» **Requirements**
1) In the timing-class text, which statistics does the class calculate for calls to Start and Stop?
2) Reproduce everything in the timing-class text from "For code that" down to "public Timed(int maxSample)".
3) According to the timing-class text, why does the timer callback not use the object passed into it?

» **Text segment**
There will be times when threads end up waiting for a lock or access to a critical section when synchronizing code. Through planning, design and the proper patterns these times can be minimized. However good the design or theory it is always good to get real data on how fast the code is running. This is a class I came up with that handles multiple threads generating timing data at the same time. This class has lots of ways it can be improved, I mention a few while going through it, and because it will synchronize its own calls into the class it can not be used to debug a lock situation, only to time the duration inside locks or other branches of working, or bug lite, code.

For code that deals with basic locking check out this post on a locking pattern I wrote a class around.

The basics of the class are that it calculates the Mean, Max, Min, Median, and Range of calls to Start and Stop. One thread can call Start / Stop or the calls can be made from different call backs by providing an id to synchronize them on. e.g. like this.GetHashCode etc.. There is also the option to provide an ILog object, like the one used by Log4Net, to provide automatic statical logging of the performance of this object.

public Timed(int maxSample)
    :this (maxSample, null, TimeSpan.Zero, "") { }

public Timed(int maxSample, ILog log, TimeSpan reportInterval, string logIdString)
{
    _maxSample = maxSample;

    if(log != null)
    {
        _log = log;
        _logNameTag = logIdString;
        TimerCallback callBack = new TimerCallback(Log);
        _timer = new Timer(callBack, null, reportInterval, reportInterval);
    }
}

The next thing is to code the call back for the timer. The function should match the prototype of the TimerCallback. So make it return void and take an object, which you may or may not use to pass information into your call back. All my data is in the class and access is being synchronized so the use of a callback object is not needed.

private void Log(object o)
{
    _repoprtingLock.AcquireReaderLock(Timeout.Infinite);
    _log.Info(string.Format(
        "{0} - Mean: {1} / Max: {2} / Min: {3} / Median {4} / Range {5}",
         _logNameTag, Mean, Max, Min, Median, Range));
    _repoprtingLock.ReleaseLock();
}

The rest of the code is fairly straight forward. I put in lots of comments for the Linq statements for anyone who is not familiar.

» **Dataset entries**
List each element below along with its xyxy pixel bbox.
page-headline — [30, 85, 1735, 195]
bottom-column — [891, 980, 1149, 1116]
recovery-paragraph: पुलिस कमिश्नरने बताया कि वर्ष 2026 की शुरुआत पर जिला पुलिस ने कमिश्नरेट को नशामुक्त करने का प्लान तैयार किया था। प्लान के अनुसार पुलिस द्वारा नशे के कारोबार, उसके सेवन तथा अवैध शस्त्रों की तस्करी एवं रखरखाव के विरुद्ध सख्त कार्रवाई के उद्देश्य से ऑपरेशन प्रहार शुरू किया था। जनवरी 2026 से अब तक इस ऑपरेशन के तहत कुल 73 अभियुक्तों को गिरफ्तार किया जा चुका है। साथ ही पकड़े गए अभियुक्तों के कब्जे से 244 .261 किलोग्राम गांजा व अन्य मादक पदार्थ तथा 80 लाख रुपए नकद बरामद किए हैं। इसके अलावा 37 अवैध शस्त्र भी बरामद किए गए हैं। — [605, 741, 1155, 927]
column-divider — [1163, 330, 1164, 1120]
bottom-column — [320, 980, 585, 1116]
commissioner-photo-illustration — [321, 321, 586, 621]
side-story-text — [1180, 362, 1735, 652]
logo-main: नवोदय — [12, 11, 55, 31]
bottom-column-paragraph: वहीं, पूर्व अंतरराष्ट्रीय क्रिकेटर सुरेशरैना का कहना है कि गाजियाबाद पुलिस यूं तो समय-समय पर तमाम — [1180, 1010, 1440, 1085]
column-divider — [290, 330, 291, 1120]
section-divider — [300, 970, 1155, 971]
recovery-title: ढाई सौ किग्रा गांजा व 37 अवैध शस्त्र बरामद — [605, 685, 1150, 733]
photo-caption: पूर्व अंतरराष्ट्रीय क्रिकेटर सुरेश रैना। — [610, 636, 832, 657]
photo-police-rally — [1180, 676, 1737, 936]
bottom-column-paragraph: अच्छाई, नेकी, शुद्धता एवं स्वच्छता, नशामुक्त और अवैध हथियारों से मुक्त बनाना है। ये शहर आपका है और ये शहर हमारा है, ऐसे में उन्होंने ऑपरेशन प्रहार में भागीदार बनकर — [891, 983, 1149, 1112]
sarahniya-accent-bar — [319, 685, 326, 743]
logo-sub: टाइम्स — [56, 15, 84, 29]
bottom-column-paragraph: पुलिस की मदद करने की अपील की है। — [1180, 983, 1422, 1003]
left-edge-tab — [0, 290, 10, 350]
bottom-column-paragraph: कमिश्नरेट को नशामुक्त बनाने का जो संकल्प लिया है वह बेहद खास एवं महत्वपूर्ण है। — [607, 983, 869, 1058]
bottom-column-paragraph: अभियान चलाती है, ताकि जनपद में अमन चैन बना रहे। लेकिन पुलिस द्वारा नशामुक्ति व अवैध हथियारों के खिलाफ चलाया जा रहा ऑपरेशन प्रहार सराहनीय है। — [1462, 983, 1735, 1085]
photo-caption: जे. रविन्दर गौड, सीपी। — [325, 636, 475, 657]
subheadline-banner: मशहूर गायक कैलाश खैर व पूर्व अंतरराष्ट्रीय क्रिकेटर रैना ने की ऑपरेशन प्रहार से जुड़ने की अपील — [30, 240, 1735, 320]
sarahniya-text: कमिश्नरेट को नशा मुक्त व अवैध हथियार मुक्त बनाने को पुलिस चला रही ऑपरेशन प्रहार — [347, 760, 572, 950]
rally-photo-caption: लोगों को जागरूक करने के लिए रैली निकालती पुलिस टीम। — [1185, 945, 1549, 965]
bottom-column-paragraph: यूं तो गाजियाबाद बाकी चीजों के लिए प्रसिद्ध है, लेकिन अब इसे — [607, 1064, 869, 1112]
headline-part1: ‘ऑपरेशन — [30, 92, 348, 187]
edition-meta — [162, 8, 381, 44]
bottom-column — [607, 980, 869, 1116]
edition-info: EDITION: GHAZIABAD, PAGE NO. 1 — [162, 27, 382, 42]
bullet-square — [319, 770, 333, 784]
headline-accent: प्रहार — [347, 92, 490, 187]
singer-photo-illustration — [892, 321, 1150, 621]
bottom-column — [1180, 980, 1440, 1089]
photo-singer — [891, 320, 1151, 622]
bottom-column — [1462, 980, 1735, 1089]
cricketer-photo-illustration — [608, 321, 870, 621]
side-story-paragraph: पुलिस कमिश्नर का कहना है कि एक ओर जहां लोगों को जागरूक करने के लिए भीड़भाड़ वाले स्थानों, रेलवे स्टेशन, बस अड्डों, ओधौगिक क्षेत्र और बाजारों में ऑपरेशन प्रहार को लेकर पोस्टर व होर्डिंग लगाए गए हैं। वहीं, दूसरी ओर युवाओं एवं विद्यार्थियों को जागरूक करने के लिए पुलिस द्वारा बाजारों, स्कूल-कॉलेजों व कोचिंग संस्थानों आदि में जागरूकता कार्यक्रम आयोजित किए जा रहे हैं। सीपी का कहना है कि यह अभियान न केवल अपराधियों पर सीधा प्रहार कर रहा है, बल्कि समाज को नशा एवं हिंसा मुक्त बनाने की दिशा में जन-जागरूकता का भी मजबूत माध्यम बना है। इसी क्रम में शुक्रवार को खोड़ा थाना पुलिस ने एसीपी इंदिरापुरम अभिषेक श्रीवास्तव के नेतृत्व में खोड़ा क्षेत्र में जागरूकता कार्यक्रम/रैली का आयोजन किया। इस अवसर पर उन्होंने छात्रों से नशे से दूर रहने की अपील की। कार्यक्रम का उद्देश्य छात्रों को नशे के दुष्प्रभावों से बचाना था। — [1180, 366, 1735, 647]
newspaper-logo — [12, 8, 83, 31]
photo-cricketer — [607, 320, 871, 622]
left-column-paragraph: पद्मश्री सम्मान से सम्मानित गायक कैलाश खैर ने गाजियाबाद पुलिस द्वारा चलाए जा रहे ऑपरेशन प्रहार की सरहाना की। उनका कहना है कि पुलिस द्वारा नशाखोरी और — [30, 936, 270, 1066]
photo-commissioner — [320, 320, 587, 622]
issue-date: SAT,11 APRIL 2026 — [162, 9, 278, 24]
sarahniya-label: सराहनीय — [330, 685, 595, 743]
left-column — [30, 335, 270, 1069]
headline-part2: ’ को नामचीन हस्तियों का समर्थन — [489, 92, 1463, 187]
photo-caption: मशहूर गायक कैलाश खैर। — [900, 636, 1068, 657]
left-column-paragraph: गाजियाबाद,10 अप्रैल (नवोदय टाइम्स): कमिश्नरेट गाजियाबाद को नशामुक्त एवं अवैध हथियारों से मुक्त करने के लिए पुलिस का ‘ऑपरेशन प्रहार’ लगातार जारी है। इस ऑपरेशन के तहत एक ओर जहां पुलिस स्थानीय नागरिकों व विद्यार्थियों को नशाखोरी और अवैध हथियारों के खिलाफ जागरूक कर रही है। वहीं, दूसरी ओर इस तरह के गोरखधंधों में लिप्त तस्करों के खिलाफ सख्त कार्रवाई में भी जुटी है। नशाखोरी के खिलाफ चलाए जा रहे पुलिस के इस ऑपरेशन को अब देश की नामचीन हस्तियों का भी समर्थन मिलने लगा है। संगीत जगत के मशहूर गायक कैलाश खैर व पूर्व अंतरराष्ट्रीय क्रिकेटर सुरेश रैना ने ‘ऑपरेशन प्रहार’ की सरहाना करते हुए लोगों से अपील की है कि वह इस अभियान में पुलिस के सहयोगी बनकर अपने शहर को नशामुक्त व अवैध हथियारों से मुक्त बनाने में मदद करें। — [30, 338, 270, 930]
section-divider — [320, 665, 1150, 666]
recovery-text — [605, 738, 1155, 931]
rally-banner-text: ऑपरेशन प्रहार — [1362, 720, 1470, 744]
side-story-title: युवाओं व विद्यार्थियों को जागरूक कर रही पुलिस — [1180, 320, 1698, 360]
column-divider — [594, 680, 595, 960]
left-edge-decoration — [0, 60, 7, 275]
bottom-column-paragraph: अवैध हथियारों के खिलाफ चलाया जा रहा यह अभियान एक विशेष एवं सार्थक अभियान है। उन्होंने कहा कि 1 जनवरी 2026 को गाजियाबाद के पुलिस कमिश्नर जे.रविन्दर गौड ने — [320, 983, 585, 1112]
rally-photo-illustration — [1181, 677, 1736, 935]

==

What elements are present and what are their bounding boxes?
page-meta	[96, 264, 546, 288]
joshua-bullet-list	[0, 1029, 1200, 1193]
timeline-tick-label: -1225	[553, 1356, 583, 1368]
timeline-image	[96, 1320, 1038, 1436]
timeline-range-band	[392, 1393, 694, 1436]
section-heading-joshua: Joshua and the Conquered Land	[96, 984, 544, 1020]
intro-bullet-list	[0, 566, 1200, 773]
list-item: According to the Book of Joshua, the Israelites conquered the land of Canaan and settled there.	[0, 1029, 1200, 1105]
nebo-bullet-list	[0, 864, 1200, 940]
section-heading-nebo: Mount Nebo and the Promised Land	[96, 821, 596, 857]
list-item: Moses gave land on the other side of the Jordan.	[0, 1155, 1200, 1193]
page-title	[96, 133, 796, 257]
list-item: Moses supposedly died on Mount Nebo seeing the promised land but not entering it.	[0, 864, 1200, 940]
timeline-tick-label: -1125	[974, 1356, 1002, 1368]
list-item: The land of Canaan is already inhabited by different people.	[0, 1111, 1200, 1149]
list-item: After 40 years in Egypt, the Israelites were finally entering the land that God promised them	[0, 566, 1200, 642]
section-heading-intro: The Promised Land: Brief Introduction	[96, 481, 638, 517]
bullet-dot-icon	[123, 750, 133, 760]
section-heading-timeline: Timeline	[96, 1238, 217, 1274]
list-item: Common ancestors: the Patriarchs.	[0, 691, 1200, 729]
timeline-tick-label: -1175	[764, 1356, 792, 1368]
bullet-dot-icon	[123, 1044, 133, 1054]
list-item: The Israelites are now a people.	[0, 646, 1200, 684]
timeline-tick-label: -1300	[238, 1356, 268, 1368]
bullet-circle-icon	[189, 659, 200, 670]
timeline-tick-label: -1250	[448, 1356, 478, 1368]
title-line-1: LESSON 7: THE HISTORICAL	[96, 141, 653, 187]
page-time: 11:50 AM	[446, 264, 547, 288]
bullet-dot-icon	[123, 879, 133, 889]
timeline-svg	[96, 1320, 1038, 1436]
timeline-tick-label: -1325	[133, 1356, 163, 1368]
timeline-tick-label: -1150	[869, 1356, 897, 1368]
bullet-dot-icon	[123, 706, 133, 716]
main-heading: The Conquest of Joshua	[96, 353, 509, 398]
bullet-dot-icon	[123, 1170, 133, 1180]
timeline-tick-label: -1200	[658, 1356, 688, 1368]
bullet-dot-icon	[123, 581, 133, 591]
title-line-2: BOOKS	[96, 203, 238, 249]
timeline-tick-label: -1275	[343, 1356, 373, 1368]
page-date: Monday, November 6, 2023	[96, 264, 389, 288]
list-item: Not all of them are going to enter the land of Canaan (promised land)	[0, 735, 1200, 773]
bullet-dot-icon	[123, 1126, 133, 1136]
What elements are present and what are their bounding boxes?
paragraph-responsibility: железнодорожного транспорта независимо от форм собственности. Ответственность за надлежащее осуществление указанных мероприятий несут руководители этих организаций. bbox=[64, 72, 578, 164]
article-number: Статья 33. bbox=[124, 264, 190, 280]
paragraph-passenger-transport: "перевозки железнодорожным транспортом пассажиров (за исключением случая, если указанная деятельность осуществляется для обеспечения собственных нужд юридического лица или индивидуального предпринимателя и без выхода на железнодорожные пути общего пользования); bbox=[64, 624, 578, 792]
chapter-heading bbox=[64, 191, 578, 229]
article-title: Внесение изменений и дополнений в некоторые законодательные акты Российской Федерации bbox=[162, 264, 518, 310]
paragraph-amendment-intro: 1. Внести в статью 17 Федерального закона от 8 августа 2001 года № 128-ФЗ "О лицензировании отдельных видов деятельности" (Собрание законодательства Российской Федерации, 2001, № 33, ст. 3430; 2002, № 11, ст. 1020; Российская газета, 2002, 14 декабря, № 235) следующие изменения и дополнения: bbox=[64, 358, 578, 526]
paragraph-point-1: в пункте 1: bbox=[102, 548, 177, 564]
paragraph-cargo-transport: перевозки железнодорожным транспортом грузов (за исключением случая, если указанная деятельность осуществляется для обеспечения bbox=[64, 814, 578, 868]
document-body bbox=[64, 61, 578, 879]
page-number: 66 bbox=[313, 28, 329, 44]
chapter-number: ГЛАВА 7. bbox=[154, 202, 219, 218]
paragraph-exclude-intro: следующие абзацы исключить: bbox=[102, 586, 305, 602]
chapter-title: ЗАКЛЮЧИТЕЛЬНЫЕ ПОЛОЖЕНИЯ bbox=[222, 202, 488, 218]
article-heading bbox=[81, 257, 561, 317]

...

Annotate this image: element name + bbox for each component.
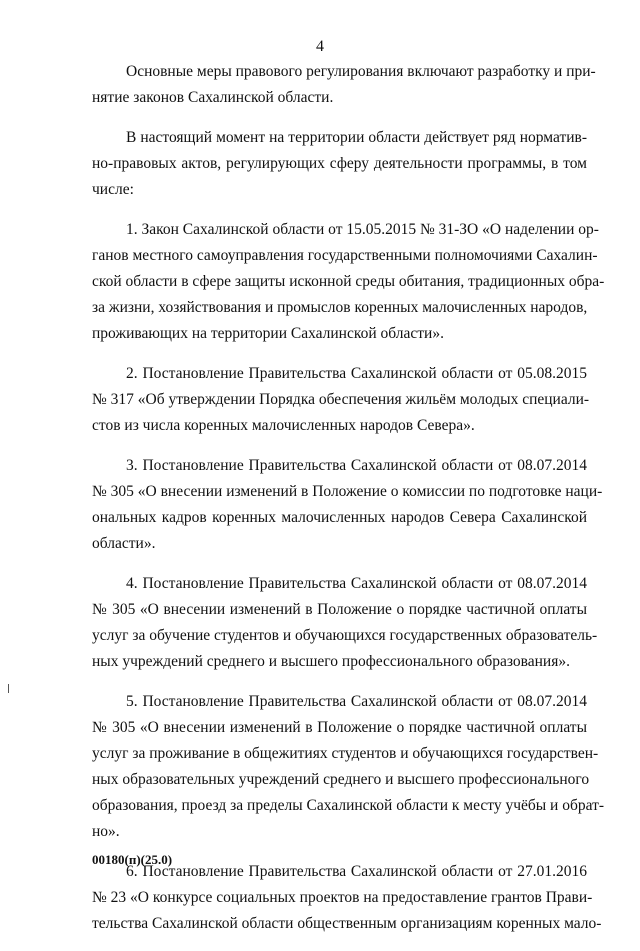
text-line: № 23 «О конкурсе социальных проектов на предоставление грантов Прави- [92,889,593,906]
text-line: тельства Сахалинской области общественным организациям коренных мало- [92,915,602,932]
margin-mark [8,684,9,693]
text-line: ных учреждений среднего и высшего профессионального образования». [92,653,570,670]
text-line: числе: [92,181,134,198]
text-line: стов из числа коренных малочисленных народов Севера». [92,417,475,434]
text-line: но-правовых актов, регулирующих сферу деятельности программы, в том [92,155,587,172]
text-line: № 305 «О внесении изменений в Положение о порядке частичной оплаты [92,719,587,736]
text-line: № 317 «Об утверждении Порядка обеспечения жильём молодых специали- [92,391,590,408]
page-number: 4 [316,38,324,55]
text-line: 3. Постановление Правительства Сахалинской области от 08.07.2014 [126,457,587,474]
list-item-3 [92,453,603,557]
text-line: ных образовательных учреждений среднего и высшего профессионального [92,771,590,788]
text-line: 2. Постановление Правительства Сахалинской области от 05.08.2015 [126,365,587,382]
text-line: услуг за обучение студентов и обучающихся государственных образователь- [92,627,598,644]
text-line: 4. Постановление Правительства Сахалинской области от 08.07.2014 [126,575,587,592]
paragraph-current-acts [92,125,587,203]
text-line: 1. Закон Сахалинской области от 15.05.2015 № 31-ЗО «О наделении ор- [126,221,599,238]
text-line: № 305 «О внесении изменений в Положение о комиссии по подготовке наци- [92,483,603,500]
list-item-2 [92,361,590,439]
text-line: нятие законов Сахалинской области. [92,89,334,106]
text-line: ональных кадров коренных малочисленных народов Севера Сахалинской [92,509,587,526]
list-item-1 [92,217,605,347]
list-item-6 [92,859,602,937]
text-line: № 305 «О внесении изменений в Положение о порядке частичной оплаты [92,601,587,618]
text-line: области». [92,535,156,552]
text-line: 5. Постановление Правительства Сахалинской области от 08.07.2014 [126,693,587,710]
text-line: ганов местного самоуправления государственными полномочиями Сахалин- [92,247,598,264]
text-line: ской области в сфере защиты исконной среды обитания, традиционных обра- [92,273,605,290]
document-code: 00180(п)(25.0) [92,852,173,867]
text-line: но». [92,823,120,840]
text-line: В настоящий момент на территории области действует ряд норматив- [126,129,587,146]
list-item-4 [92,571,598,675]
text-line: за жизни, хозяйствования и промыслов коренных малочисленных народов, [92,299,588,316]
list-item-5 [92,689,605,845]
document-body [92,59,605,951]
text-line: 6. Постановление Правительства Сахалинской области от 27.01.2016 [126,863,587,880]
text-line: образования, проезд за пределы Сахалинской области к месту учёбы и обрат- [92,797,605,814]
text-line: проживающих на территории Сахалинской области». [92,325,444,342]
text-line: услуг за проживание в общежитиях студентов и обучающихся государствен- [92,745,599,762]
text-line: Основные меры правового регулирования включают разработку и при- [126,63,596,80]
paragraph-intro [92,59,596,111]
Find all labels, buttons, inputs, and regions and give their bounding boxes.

» **Completed exercise**
1) Mean, Max, Min, Median, and Range.

2)
For code that deals with basic locking check out this post on a locking pattern I wrote a class around.

The basics of the class are that it calculates the Mean, Max, Min, Median, and Range of calls to Start and Stop. One thread can call Start / Stop or the calls can be made from different call backs by providing an id to synchronize them on. e.g. like this.GetHashCode etc.. There is also the option to provide an ILog object, like the one used by Log4Net, to provide automatic statical logging of the performance of this object.

public Timed(int maxSample)

3) All of the data is held in the class, and access to it is synchronized. A callback object is therefore not needed to pass information in.